### What is being asked
In the material below, find each line holding the string "JSON" and copy it.

(Collected data entries)
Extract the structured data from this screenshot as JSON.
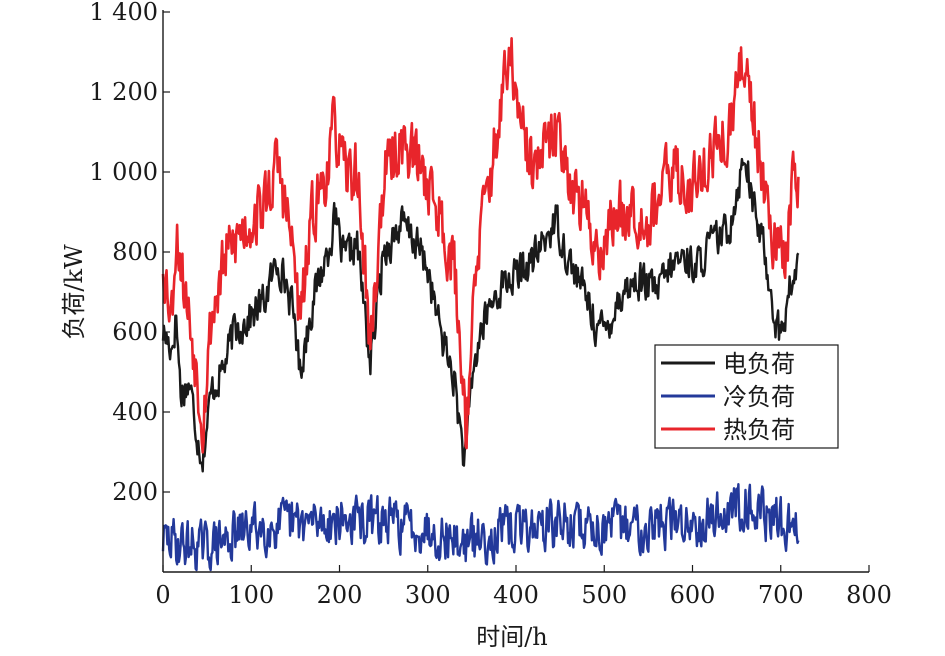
{
  "chart_data": {
    "type": "line",
    "xlabel": "时间/h",
    "ylabel": "负荷/kW",
    "xlim": [
      0,
      800
    ],
    "ylim": [
      0,
      1400
    ],
    "x_ticks": [
      0,
      100,
      200,
      300,
      400,
      500,
      600,
      700,
      800
    ],
    "x_tick_labels": [
      "0",
      "100",
      "200",
      "300",
      "400",
      "500",
      "600",
      "700",
      "800"
    ],
    "y_ticks": [
      200,
      400,
      600,
      800,
      1000,
      1200,
      1400
    ],
    "y_tick_labels": [
      "200",
      "400",
      "600",
      "800",
      "1 000",
      "1 200",
      "1 400"
    ],
    "grid": false,
    "legend_position": "right",
    "x_step_hours": 1,
    "hours": 720,
    "series": [
      {
        "name": "电负荷",
        "color": "#1a1a1a",
        "control_points": [
          [
            0,
            600
          ],
          [
            10,
            560
          ],
          [
            15,
            640
          ],
          [
            20,
            450
          ],
          [
            30,
            470
          ],
          [
            40,
            330
          ],
          [
            45,
            290
          ],
          [
            55,
            450
          ],
          [
            70,
            520
          ],
          [
            80,
            600
          ],
          [
            100,
            640
          ],
          [
            115,
            680
          ],
          [
            130,
            780
          ],
          [
            140,
            720
          ],
          [
            150,
            620
          ],
          [
            155,
            500
          ],
          [
            170,
            680
          ],
          [
            185,
            790
          ],
          [
            195,
            880
          ],
          [
            205,
            780
          ],
          [
            220,
            820
          ],
          [
            230,
            620
          ],
          [
            235,
            520
          ],
          [
            250,
            800
          ],
          [
            270,
            870
          ],
          [
            285,
            830
          ],
          [
            300,
            760
          ],
          [
            310,
            640
          ],
          [
            320,
            560
          ],
          [
            330,
            480
          ],
          [
            340,
            300
          ],
          [
            343,
            280
          ],
          [
            350,
            480
          ],
          [
            360,
            600
          ],
          [
            370,
            660
          ],
          [
            385,
            720
          ],
          [
            400,
            740
          ],
          [
            420,
            780
          ],
          [
            435,
            840
          ],
          [
            445,
            880
          ],
          [
            460,
            780
          ],
          [
            480,
            690
          ],
          [
            490,
            620
          ],
          [
            500,
            600
          ],
          [
            520,
            700
          ],
          [
            540,
            730
          ],
          [
            560,
            700
          ],
          [
            575,
            760
          ],
          [
            590,
            790
          ],
          [
            605,
            760
          ],
          [
            620,
            820
          ],
          [
            640,
            850
          ],
          [
            660,
            1050
          ],
          [
            670,
            900
          ],
          [
            680,
            820
          ],
          [
            695,
            620
          ],
          [
            700,
            590
          ],
          [
            710,
            700
          ],
          [
            720,
            770
          ]
        ],
        "jitter": 65,
        "seed": 17
      },
      {
        "name": "冷负荷",
        "color": "#23399a",
        "control_points": [
          [
            0,
            80
          ],
          [
            50,
            60
          ],
          [
            100,
            110
          ],
          [
            150,
            120
          ],
          [
            200,
            130
          ],
          [
            250,
            125
          ],
          [
            300,
            110
          ],
          [
            340,
            70
          ],
          [
            400,
            110
          ],
          [
            450,
            120
          ],
          [
            500,
            110
          ],
          [
            550,
            120
          ],
          [
            600,
            125
          ],
          [
            640,
            150
          ],
          [
            660,
            180
          ],
          [
            690,
            130
          ],
          [
            720,
            110
          ]
        ],
        "jitter": 85,
        "floor": 5,
        "seed": 29
      },
      {
        "name": "热负荷",
        "color": "#e8252b",
        "control_points": [
          [
            0,
            780
          ],
          [
            10,
            650
          ],
          [
            15,
            860
          ],
          [
            25,
            700
          ],
          [
            35,
            560
          ],
          [
            45,
            380
          ],
          [
            55,
            640
          ],
          [
            70,
            780
          ],
          [
            85,
            840
          ],
          [
            100,
            880
          ],
          [
            115,
            920
          ],
          [
            130,
            1020
          ],
          [
            140,
            900
          ],
          [
            150,
            760
          ],
          [
            155,
            620
          ],
          [
            170,
            900
          ],
          [
            185,
            1000
          ],
          [
            195,
            1120
          ],
          [
            205,
            990
          ],
          [
            220,
            1000
          ],
          [
            230,
            720
          ],
          [
            235,
            560
          ],
          [
            250,
            980
          ],
          [
            270,
            1080
          ],
          [
            285,
            1040
          ],
          [
            300,
            980
          ],
          [
            315,
            880
          ],
          [
            330,
            760
          ],
          [
            340,
            480
          ],
          [
            343,
            360
          ],
          [
            350,
            600
          ],
          [
            360,
            860
          ],
          [
            375,
            1040
          ],
          [
            385,
            1200
          ],
          [
            395,
            1280
          ],
          [
            405,
            1100
          ],
          [
            420,
            1000
          ],
          [
            435,
            1060
          ],
          [
            450,
            1100
          ],
          [
            465,
            960
          ],
          [
            480,
            880
          ],
          [
            495,
            800
          ],
          [
            510,
            880
          ],
          [
            530,
            920
          ],
          [
            550,
            880
          ],
          [
            565,
            960
          ],
          [
            580,
            1000
          ],
          [
            595,
            960
          ],
          [
            610,
            1000
          ],
          [
            625,
            1060
          ],
          [
            640,
            1080
          ],
          [
            660,
            1300
          ],
          [
            670,
            1120
          ],
          [
            680,
            1000
          ],
          [
            695,
            800
          ],
          [
            705,
            780
          ],
          [
            715,
            1000
          ],
          [
            720,
            1000
          ]
        ],
        "jitter": 110,
        "seed": 53
      }
    ]
  }
}
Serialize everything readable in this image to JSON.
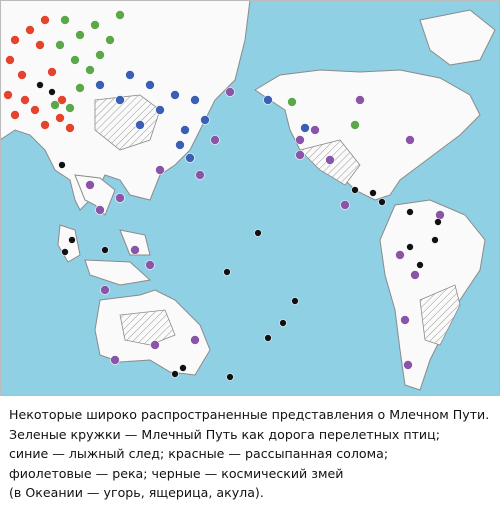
{
  "caption": {
    "lines": [
      "Некоторые широко распространенные представления о Млечном Пути.",
      "Зеленые кружки — Млечный Путь как дорога перелетных птиц;",
      "синие — лыжный след; красные — рассыпанная солома;",
      "фиолетовые — река; черные — космический змей",
      "(в Океании — угорь, ящерица, акула)."
    ]
  }
}
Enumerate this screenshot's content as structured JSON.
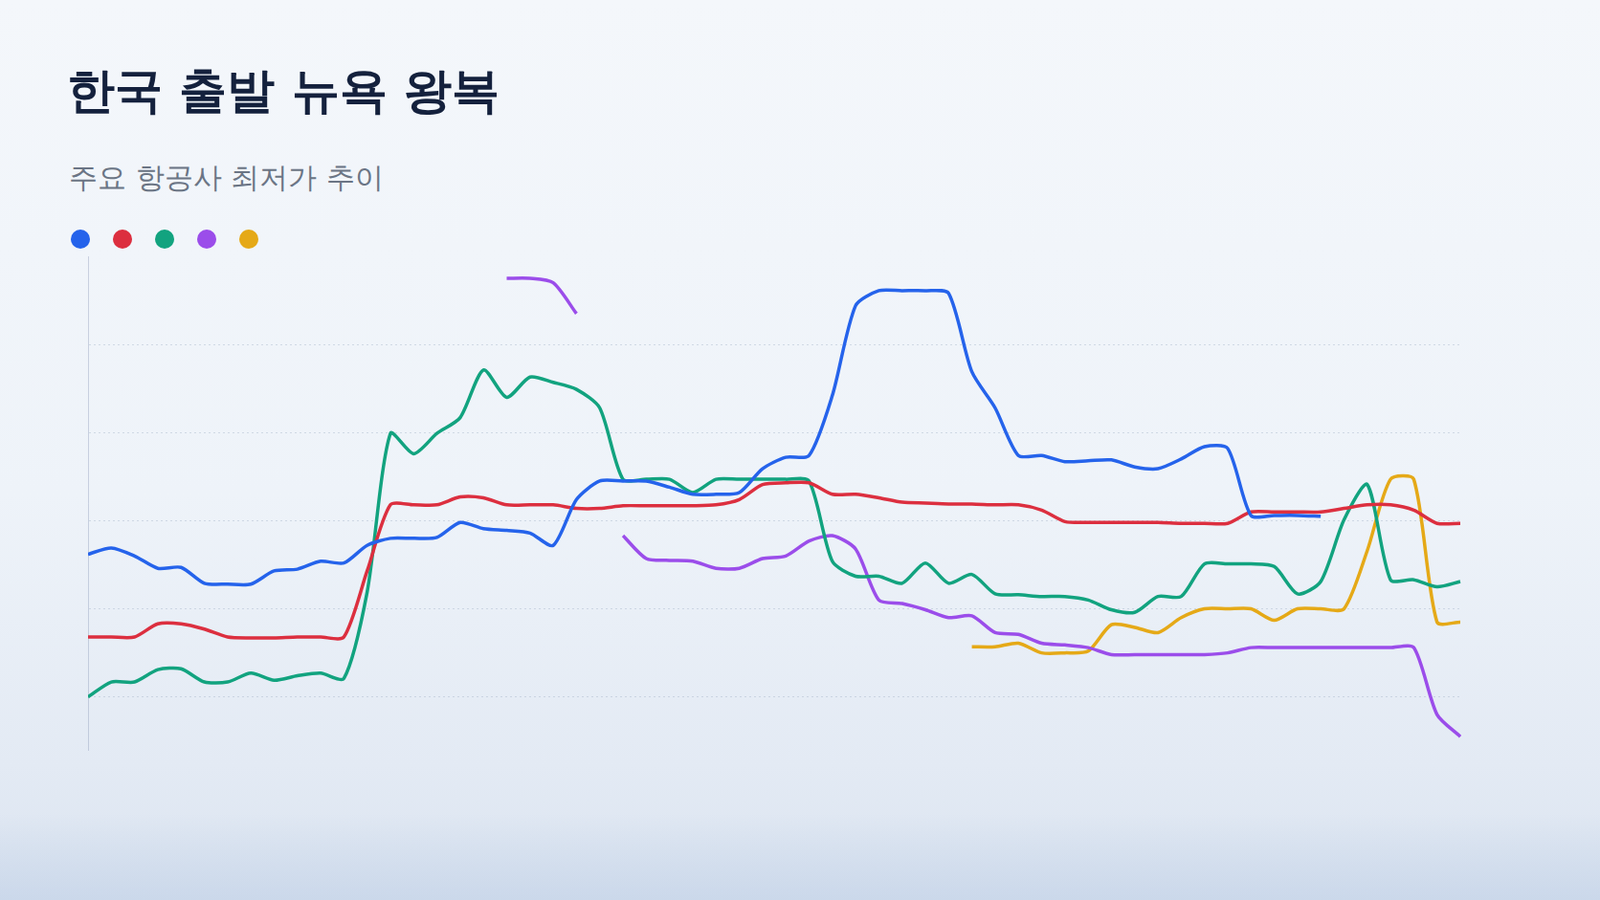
{
  "chart_data": {
    "type": "line",
    "title": "한국 출발 뉴욕 왕복",
    "subtitle": "주요 항공사 최저가 추이",
    "categories": [
      null,
      null,
      null,
      null,
      null,
      null,
      null,
      null,
      null,
      null,
      null,
      null,
      null,
      null,
      null,
      null,
      null,
      null,
      null,
      null,
      null,
      null,
      null,
      null,
      null,
      null,
      null,
      null,
      null,
      null,
      null,
      null,
      null,
      null,
      null,
      null,
      null,
      null,
      null,
      null,
      null,
      null,
      null,
      null,
      null,
      null,
      null,
      null,
      null,
      null,
      null,
      null,
      null,
      null,
      null,
      null,
      null,
      null,
      null,
      null
    ],
    "series": [
      {
        "color": "#2563eb",
        "values": [
          2.62,
          2.69,
          2.6,
          2.46,
          2.47,
          2.29,
          2.28,
          2.28,
          2.43,
          2.45,
          2.54,
          2.52,
          2.72,
          2.8,
          2.8,
          2.81,
          2.98,
          2.91,
          2.89,
          2.86,
          2.72,
          3.24,
          3.45,
          3.45,
          3.45,
          3.38,
          3.3,
          3.3,
          3.32,
          3.59,
          3.72,
          3.74,
          4.42,
          5.44,
          5.61,
          5.61,
          5.61,
          5.58,
          4.69,
          4.28,
          3.74,
          3.74,
          3.67,
          3.68,
          3.69,
          3.61,
          3.59,
          3.7,
          3.84,
          3.82,
          3.06,
          3.06,
          3.06,
          3.05,
          null,
          null,
          null,
          null,
          null,
          null
        ]
      },
      {
        "color": "#dc2f3f",
        "values": [
          1.68,
          1.68,
          1.68,
          1.83,
          1.83,
          1.77,
          1.68,
          1.67,
          1.67,
          1.68,
          1.68,
          1.68,
          2.43,
          3.18,
          3.18,
          3.18,
          3.27,
          3.26,
          3.18,
          3.18,
          3.18,
          3.14,
          3.14,
          3.17,
          3.17,
          3.17,
          3.17,
          3.18,
          3.24,
          3.41,
          3.43,
          3.43,
          3.3,
          3.3,
          3.26,
          3.21,
          3.2,
          3.19,
          3.19,
          3.18,
          3.18,
          3.12,
          2.99,
          2.98,
          2.98,
          2.98,
          2.98,
          2.97,
          2.97,
          2.97,
          3.1,
          3.1,
          3.1,
          3.1,
          3.14,
          3.18,
          3.18,
          3.12,
          2.97,
          2.97
        ]
      },
      {
        "color": "#12a37f",
        "values": [
          1.0,
          1.17,
          1.17,
          1.31,
          1.32,
          1.17,
          1.17,
          1.27,
          1.19,
          1.24,
          1.27,
          1.21,
          2.19,
          3.99,
          3.76,
          3.99,
          4.17,
          4.71,
          4.4,
          4.63,
          4.57,
          4.49,
          4.28,
          3.47,
          3.47,
          3.47,
          3.32,
          3.47,
          3.47,
          3.47,
          3.47,
          3.45,
          2.54,
          2.37,
          2.37,
          2.29,
          2.52,
          2.29,
          2.39,
          2.17,
          2.16,
          2.14,
          2.14,
          2.1,
          1.99,
          1.96,
          2.14,
          2.14,
          2.51,
          2.51,
          2.51,
          2.48,
          2.17,
          2.31,
          3.01,
          3.41,
          2.33,
          2.33,
          2.25,
          2.31
        ]
      },
      {
        "color": "#9b4dea",
        "values": [
          null,
          null,
          null,
          null,
          null,
          null,
          null,
          null,
          null,
          null,
          null,
          null,
          null,
          null,
          null,
          null,
          null,
          null,
          5.75,
          5.75,
          5.7,
          5.35,
          null,
          2.83,
          2.57,
          2.55,
          2.54,
          2.46,
          2.46,
          2.57,
          2.6,
          2.77,
          2.83,
          2.68,
          2.1,
          2.06,
          1.99,
          1.9,
          1.92,
          1.73,
          1.71,
          1.61,
          1.59,
          1.56,
          1.48,
          1.48,
          1.48,
          1.48,
          1.48,
          1.5,
          1.56,
          1.56,
          1.56,
          1.56,
          1.56,
          1.56,
          1.56,
          1.56,
          0.8,
          0.55
        ]
      },
      {
        "color": "#e5a917",
        "values": [
          null,
          null,
          null,
          null,
          null,
          null,
          null,
          null,
          null,
          null,
          null,
          null,
          null,
          null,
          null,
          null,
          null,
          null,
          null,
          null,
          null,
          null,
          null,
          null,
          null,
          null,
          null,
          null,
          null,
          null,
          null,
          null,
          null,
          null,
          null,
          null,
          null,
          null,
          1.57,
          1.57,
          1.61,
          1.5,
          1.5,
          1.52,
          1.82,
          1.79,
          1.73,
          1.9,
          2.0,
          2.0,
          2.0,
          1.87,
          2.0,
          2.0,
          2.0,
          2.66,
          3.47,
          3.47,
          1.85,
          1.85
        ]
      }
    ],
    "ylim": [
      0.4,
      6
    ],
    "yticks": [
      1,
      2,
      3,
      4,
      5
    ],
    "grid": true,
    "tick_labels": false
  }
}
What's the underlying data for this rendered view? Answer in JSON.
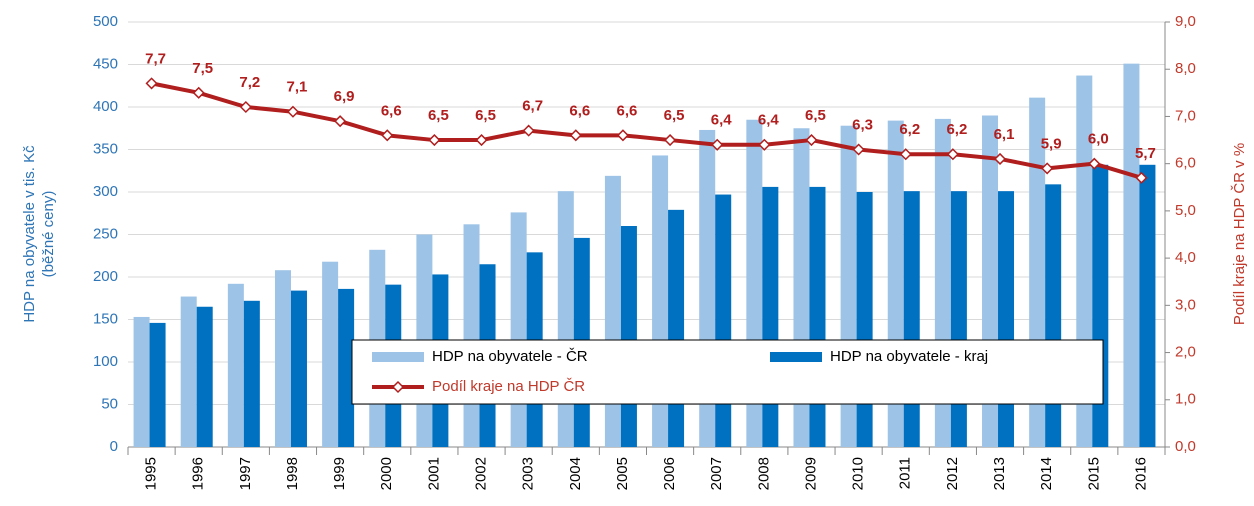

### The output
Extract the structured data from this screenshot as JSON.
Serialize everything readable in this image to JSON.
Enumerate this screenshot's content as structured JSON.
What's the underlying data for this rendered view? Answer in JSON.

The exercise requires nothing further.